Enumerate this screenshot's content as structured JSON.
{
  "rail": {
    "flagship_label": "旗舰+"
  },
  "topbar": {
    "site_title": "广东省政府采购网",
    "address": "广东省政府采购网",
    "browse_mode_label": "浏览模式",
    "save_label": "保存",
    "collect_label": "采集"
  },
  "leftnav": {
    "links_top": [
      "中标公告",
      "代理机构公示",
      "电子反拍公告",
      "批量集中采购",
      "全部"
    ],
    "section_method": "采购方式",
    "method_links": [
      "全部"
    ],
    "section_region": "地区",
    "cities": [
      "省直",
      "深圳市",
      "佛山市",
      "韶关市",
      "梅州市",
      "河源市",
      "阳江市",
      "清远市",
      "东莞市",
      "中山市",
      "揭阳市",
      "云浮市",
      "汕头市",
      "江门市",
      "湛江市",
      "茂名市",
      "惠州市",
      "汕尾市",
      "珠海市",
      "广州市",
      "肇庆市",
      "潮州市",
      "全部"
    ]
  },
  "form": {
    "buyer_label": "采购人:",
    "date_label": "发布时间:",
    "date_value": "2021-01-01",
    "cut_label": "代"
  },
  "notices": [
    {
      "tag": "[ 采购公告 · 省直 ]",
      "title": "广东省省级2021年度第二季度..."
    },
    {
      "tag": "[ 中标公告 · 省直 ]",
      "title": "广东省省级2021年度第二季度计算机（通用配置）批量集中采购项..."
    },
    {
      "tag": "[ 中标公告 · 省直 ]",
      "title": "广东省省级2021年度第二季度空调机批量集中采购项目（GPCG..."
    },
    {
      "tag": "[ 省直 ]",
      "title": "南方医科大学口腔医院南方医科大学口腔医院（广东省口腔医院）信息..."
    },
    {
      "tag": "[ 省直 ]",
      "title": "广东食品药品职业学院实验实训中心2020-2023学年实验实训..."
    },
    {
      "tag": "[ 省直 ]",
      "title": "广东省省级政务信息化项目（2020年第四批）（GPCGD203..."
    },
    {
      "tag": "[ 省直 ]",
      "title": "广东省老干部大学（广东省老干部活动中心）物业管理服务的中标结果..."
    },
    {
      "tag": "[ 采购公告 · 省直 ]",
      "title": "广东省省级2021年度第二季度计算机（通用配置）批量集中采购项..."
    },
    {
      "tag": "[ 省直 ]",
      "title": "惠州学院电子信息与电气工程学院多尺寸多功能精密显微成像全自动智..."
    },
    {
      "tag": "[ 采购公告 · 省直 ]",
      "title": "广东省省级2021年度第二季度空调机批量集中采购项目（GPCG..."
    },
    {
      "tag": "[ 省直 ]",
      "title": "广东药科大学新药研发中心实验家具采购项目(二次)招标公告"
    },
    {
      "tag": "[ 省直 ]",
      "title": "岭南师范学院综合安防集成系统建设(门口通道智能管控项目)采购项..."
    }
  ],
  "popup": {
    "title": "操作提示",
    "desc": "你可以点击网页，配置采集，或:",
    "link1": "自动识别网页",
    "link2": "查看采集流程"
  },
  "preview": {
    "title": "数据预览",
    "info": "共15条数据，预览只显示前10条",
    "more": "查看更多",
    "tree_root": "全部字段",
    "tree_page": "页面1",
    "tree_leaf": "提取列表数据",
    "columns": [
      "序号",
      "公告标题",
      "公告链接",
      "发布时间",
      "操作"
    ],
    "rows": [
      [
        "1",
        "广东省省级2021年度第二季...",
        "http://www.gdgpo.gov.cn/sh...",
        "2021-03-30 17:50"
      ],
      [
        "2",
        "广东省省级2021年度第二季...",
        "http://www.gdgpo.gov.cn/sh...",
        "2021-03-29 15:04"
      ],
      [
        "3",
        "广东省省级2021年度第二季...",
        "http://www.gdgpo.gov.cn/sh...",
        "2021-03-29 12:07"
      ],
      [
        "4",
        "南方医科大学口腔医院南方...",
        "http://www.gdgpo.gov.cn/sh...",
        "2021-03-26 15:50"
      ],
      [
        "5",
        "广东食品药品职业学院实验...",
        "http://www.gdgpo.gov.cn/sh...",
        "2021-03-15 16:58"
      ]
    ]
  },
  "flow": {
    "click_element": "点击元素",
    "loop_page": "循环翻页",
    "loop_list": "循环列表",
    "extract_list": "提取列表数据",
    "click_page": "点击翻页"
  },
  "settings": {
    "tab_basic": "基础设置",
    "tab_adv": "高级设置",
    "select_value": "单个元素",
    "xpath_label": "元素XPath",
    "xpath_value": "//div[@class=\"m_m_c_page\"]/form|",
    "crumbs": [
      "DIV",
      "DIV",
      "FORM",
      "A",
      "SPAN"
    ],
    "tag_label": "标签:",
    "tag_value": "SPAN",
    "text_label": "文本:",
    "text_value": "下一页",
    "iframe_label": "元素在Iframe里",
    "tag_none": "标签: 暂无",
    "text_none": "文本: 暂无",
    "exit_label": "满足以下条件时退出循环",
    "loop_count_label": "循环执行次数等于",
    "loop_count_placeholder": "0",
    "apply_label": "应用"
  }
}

================

● Set task: Give the number of lines that carry the word "提取列表数据", with nothing added.

● Answer to this exercise: 2